→ Task goal
Select the lines below containing the word "page".

→ Material supplied
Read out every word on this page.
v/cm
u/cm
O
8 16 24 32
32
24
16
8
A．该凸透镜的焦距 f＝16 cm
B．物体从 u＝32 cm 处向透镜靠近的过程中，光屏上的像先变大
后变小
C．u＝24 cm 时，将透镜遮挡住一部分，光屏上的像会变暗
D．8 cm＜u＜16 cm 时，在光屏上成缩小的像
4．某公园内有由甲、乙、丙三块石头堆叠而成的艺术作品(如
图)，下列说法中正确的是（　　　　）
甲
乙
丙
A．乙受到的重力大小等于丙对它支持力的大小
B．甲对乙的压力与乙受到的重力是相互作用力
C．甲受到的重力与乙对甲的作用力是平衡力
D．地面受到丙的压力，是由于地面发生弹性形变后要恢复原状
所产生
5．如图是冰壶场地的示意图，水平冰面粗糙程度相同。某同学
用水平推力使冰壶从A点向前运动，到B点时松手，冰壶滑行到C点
--
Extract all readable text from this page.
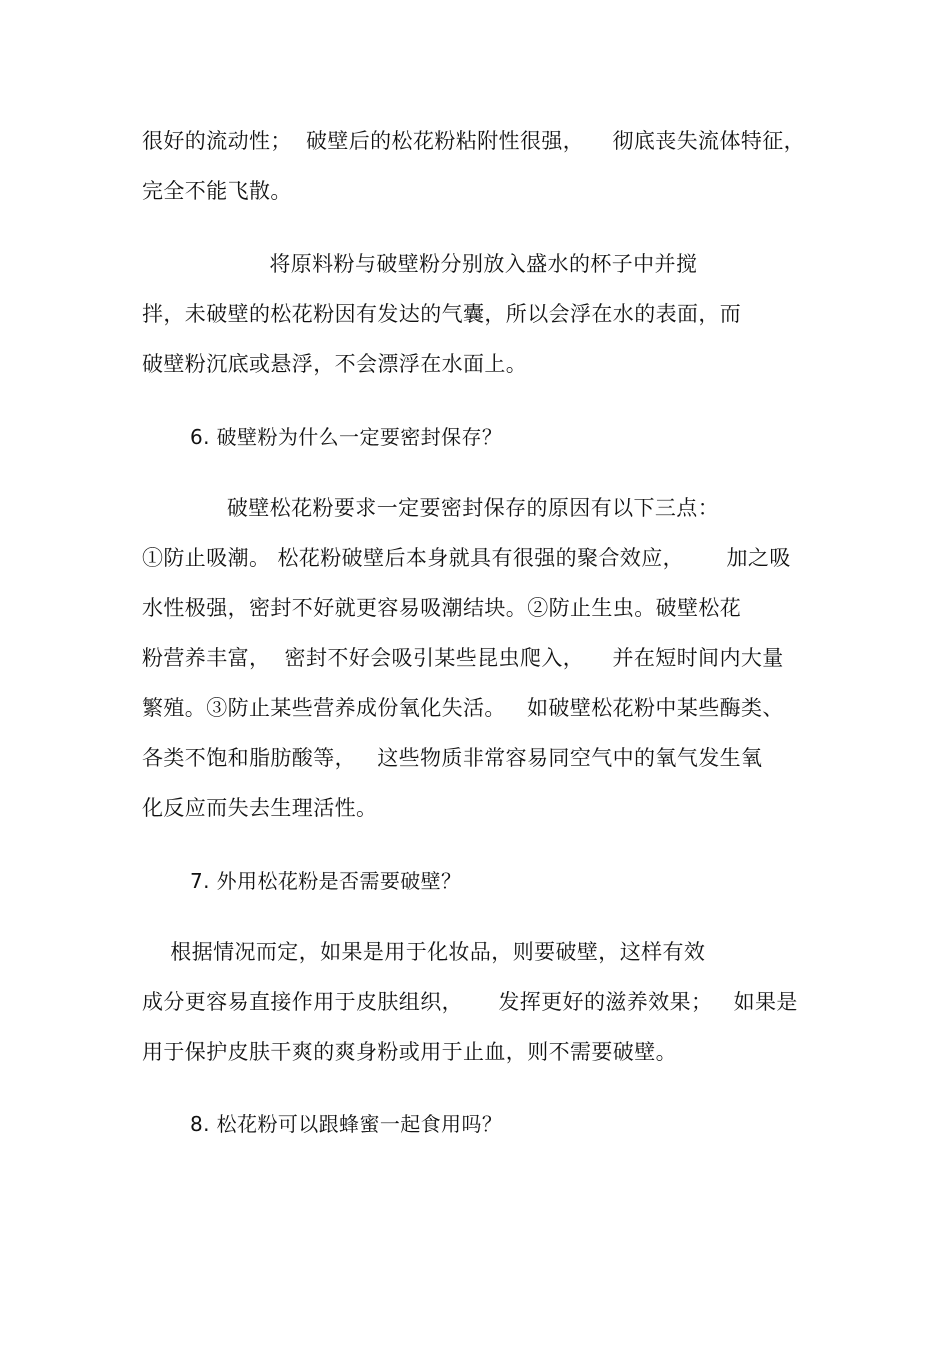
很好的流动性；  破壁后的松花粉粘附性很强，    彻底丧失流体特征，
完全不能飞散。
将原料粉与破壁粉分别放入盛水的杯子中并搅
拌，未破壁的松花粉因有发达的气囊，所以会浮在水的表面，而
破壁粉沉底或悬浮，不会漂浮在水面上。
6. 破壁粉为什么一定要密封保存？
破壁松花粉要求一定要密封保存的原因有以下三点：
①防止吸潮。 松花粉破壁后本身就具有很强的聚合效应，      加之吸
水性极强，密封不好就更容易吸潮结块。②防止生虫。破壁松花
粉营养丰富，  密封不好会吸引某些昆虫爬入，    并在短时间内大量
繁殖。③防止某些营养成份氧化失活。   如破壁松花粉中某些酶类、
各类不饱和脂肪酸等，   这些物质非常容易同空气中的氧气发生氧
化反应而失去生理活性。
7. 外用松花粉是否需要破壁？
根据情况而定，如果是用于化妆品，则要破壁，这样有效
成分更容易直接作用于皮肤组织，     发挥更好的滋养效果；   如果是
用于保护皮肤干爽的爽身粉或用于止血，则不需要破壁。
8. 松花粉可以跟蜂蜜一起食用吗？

→ Result for this exercise
Read out every word on this page.
Extract all readable text from this page.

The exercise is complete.